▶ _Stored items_

==============================

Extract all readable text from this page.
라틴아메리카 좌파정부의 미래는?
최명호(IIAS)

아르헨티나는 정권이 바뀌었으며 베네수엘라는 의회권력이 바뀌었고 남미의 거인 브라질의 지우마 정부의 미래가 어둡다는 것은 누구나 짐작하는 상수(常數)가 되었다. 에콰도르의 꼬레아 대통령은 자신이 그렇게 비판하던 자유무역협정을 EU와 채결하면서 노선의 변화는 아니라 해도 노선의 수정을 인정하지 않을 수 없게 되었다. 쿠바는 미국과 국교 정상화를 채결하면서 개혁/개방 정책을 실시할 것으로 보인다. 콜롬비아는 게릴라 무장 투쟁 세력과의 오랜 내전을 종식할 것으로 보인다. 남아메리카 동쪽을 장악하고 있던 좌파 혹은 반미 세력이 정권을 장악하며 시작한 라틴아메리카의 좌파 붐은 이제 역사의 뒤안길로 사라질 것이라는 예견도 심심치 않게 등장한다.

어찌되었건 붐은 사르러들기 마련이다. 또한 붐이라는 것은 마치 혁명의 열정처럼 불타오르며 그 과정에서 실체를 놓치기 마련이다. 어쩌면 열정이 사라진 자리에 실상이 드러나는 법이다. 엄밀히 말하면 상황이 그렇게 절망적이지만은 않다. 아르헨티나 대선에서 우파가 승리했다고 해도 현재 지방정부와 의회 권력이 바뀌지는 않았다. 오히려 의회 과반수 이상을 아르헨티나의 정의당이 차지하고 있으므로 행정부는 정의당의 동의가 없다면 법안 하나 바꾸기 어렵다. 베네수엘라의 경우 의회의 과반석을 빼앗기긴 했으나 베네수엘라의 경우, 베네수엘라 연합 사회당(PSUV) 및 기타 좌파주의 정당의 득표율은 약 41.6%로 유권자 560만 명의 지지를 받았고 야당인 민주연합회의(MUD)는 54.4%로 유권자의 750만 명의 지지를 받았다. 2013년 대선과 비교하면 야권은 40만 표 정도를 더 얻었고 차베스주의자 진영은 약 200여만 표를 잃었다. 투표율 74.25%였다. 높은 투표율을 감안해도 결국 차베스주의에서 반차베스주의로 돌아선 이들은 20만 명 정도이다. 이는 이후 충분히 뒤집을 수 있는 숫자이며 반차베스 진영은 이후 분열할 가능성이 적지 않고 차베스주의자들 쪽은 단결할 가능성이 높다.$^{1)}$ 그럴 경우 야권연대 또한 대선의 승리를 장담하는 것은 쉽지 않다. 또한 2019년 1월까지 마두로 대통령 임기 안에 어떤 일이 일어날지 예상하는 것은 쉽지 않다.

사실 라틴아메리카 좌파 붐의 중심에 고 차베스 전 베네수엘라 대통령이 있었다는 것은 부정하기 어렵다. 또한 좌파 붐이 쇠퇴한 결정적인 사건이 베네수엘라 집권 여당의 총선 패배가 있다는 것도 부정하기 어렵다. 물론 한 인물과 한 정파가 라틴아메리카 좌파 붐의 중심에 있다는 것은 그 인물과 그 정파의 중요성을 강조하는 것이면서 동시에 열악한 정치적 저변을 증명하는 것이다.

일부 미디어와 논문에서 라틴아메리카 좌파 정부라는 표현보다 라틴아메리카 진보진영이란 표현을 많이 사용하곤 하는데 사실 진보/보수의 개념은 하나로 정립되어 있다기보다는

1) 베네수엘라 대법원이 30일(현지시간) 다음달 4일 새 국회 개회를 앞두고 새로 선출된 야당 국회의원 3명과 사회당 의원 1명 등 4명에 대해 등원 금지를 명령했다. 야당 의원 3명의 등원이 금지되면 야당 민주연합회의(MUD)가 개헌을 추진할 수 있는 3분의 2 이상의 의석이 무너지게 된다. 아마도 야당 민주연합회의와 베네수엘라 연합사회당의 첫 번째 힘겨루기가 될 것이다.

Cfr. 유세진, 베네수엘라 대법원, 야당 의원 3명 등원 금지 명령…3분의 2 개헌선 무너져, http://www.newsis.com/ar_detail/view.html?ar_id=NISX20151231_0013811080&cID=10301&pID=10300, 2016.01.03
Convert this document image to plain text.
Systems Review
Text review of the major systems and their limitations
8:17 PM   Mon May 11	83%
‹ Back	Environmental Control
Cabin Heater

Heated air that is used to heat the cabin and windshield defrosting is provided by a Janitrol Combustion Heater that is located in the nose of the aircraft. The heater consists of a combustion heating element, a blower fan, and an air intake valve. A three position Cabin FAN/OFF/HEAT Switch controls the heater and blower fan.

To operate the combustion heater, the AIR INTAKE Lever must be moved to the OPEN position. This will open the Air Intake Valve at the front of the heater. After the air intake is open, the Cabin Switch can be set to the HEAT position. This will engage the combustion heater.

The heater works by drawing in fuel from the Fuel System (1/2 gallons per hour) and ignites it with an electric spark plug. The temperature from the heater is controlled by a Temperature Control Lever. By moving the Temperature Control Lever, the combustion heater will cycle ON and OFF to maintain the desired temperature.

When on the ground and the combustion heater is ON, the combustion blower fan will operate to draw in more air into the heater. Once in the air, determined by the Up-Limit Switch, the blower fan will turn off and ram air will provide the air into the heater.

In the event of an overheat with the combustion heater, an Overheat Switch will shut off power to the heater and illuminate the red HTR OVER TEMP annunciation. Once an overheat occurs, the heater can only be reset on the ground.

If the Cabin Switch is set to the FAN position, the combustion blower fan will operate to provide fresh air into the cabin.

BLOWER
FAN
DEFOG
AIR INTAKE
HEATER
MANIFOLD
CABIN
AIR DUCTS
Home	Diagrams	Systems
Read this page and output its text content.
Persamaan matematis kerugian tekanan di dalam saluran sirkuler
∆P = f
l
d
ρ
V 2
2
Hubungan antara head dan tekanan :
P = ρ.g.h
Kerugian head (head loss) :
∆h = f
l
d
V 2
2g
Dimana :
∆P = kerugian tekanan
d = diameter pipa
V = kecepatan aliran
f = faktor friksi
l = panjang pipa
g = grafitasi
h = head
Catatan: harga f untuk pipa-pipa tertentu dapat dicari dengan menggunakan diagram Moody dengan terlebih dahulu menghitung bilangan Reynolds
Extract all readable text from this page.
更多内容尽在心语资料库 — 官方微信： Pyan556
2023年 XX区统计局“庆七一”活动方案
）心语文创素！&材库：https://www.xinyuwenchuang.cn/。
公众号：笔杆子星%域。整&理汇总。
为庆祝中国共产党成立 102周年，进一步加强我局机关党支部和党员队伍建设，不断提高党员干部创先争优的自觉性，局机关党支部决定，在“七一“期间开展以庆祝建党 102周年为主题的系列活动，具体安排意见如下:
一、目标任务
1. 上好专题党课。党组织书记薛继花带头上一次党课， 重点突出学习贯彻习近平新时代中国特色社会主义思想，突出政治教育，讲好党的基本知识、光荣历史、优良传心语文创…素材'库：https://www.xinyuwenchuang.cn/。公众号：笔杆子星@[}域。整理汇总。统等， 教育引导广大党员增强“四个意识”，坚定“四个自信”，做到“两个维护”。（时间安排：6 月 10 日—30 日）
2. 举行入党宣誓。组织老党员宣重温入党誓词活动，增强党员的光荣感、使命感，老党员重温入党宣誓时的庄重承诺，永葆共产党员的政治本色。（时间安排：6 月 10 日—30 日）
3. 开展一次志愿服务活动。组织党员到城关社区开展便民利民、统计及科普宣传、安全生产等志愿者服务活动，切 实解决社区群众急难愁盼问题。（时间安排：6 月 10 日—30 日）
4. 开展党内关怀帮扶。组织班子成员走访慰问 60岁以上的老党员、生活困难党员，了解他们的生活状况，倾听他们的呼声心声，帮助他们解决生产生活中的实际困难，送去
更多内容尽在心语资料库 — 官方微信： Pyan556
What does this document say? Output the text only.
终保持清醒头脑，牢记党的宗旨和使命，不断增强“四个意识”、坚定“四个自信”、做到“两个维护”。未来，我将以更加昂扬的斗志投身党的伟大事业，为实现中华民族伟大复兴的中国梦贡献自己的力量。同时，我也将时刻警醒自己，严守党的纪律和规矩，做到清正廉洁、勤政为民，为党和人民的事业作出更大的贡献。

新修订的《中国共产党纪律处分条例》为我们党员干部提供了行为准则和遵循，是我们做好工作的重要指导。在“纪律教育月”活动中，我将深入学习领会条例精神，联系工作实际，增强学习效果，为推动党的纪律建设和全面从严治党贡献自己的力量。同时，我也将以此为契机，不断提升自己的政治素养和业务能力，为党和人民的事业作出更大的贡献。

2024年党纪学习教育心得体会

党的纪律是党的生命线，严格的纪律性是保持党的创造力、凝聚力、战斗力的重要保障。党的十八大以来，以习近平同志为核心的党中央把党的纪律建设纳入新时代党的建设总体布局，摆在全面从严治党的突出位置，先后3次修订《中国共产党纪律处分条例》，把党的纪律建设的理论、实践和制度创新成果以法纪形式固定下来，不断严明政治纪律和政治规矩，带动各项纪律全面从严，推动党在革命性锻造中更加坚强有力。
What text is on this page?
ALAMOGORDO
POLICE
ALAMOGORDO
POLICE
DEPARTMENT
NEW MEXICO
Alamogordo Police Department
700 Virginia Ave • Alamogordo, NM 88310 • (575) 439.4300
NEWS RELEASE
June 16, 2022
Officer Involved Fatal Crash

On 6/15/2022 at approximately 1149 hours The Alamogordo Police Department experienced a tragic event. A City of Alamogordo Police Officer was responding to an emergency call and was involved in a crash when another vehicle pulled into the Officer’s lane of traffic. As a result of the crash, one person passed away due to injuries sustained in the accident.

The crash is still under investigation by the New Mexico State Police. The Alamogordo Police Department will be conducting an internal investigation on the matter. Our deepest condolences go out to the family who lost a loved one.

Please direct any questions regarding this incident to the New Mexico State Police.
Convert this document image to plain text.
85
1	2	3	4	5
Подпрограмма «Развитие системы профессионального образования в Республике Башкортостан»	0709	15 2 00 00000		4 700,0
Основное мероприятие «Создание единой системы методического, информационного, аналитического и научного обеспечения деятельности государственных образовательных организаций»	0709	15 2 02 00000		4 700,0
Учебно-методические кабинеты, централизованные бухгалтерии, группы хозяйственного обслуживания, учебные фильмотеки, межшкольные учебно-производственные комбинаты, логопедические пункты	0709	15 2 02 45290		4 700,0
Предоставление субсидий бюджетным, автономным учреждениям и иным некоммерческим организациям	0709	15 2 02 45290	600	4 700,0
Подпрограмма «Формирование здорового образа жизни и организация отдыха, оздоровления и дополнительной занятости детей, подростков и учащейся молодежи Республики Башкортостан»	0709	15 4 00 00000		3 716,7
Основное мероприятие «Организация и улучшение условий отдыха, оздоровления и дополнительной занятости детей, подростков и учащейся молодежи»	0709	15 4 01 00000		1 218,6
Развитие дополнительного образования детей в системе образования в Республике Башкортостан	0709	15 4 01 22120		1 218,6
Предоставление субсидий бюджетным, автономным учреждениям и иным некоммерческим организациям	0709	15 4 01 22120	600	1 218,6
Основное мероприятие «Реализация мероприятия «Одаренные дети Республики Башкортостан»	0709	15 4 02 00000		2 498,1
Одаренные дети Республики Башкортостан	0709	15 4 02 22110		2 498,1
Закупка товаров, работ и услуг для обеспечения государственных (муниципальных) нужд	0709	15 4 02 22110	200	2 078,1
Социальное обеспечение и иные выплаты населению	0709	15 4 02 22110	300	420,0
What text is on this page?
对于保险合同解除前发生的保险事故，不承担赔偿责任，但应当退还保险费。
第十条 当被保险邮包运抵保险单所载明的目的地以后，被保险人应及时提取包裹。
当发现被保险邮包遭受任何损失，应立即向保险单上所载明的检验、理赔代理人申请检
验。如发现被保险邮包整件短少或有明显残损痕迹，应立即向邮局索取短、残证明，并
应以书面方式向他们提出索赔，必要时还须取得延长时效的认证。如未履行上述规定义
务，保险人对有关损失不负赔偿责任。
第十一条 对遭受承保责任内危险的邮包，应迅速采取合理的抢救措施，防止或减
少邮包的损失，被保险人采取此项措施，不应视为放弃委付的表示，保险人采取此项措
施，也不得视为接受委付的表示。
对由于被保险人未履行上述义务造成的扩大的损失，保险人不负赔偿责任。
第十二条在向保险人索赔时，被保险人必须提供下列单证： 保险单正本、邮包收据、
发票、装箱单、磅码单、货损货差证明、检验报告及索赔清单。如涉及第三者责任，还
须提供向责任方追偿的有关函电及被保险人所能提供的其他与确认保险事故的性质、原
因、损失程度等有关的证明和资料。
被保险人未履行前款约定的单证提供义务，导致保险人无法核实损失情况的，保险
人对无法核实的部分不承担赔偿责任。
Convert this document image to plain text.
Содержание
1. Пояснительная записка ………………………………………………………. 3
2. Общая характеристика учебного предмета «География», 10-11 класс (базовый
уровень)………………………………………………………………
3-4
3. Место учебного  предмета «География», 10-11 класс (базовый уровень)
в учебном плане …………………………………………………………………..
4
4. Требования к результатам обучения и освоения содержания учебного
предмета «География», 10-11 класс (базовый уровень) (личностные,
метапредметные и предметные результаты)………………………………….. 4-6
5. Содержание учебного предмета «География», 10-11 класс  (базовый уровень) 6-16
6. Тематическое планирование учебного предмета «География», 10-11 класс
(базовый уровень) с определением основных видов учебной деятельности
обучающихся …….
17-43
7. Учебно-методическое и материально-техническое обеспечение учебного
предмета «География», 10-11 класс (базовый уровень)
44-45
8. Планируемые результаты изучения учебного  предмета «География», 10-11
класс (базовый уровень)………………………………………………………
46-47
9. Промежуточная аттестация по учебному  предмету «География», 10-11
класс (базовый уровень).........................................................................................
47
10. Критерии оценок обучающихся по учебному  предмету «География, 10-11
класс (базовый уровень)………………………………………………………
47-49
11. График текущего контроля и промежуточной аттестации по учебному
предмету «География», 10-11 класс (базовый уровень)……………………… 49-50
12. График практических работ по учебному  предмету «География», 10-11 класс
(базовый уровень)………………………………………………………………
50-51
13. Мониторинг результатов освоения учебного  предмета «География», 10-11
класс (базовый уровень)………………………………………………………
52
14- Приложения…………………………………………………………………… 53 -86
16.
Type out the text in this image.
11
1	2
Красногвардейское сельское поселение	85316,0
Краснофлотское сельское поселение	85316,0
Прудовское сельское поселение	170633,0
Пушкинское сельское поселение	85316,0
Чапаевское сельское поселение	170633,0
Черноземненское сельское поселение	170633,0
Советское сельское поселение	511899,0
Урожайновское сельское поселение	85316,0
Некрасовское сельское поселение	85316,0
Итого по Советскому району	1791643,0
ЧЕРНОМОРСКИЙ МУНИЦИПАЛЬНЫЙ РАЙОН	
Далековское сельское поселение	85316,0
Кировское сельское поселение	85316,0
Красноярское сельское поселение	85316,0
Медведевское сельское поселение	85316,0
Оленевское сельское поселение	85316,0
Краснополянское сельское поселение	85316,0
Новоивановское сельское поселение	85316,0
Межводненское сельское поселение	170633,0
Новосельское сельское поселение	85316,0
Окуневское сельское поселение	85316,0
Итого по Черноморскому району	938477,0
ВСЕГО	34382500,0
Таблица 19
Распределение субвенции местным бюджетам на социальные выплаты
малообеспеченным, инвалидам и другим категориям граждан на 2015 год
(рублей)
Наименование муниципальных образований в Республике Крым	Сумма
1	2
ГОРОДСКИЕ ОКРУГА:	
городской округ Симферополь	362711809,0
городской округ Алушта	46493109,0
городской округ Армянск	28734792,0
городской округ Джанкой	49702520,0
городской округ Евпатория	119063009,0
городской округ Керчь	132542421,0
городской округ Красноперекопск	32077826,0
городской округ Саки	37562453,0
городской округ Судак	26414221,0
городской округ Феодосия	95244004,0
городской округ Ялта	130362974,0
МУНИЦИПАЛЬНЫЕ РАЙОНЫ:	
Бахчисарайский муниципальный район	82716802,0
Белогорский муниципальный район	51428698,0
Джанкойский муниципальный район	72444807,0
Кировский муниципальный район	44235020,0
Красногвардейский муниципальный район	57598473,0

==============================

▶ _PROMPT_
Transcribe exactly, and only, the lines from the one bearing "Type out the text in this image." through the last line of the entries, counting both.

▶ _SOLUTION TO THIS PROBLEM_
Type out the text in this image.
11
1	2
Красногвардейское сельское поселение	85316,0
Краснофлотское сельское поселение	85316,0
Прудовское сельское поселение	170633,0
Пушкинское сельское поселение	85316,0
Чапаевское сельское поселение	170633,0
Черноземненское сельское поселение	170633,0
Советское сельское поселение	511899,0
Урожайновское сельское поселение	85316,0
Некрасовское сельское поселение	85316,0
Итого по Советскому району	1791643,0
ЧЕРНОМОРСКИЙ МУНИЦИПАЛЬНЫЙ РАЙОН	
Далековское сельское поселение	85316,0
Кировское сельское поселение	85316,0
Красноярское сельское поселение	85316,0
Медведевское сельское поселение	85316,0
Оленевское сельское поселение	85316,0
Краснополянское сельское поселение	85316,0
Новоивановское сельское поселение	85316,0
Межводненское сельское поселение	170633,0
Новосельское сельское поселение	85316,0
Окуневское сельское поселение	85316,0
Итого по Черноморскому району	938477,0
ВСЕГО	34382500,0
Таблица 19
Распределение субвенции местным бюджетам на социальные выплаты
малообеспеченным, инвалидам и другим категориям граждан на 2015 год
(рублей)
Наименование муниципальных образований в Республике Крым	Сумма
1	2
ГОРОДСКИЕ ОКРУГА:	
городской округ Симферополь	362711809,0
городской округ Алушта	46493109,0
городской округ Армянск	28734792,0
городской округ Джанкой	49702520,0
городской округ Евпатория	119063009,0
городской округ Керчь	132542421,0
городской округ Красноперекопск	32077826,0
городской округ Саки	37562453,0
городской округ Судак	26414221,0
городской округ Феодосия	95244004,0
городской округ Ялта	130362974,0
МУНИЦИПАЛЬНЫЕ РАЙОНЫ:	
Бахчисарайский муниципальный район	82716802,0
Белогорский муниципальный район	51428698,0
Джанкойский муниципальный район	72444807,0
Кировский муниципальный район	44235020,0
Красногвардейский муниципальный район	57598473,0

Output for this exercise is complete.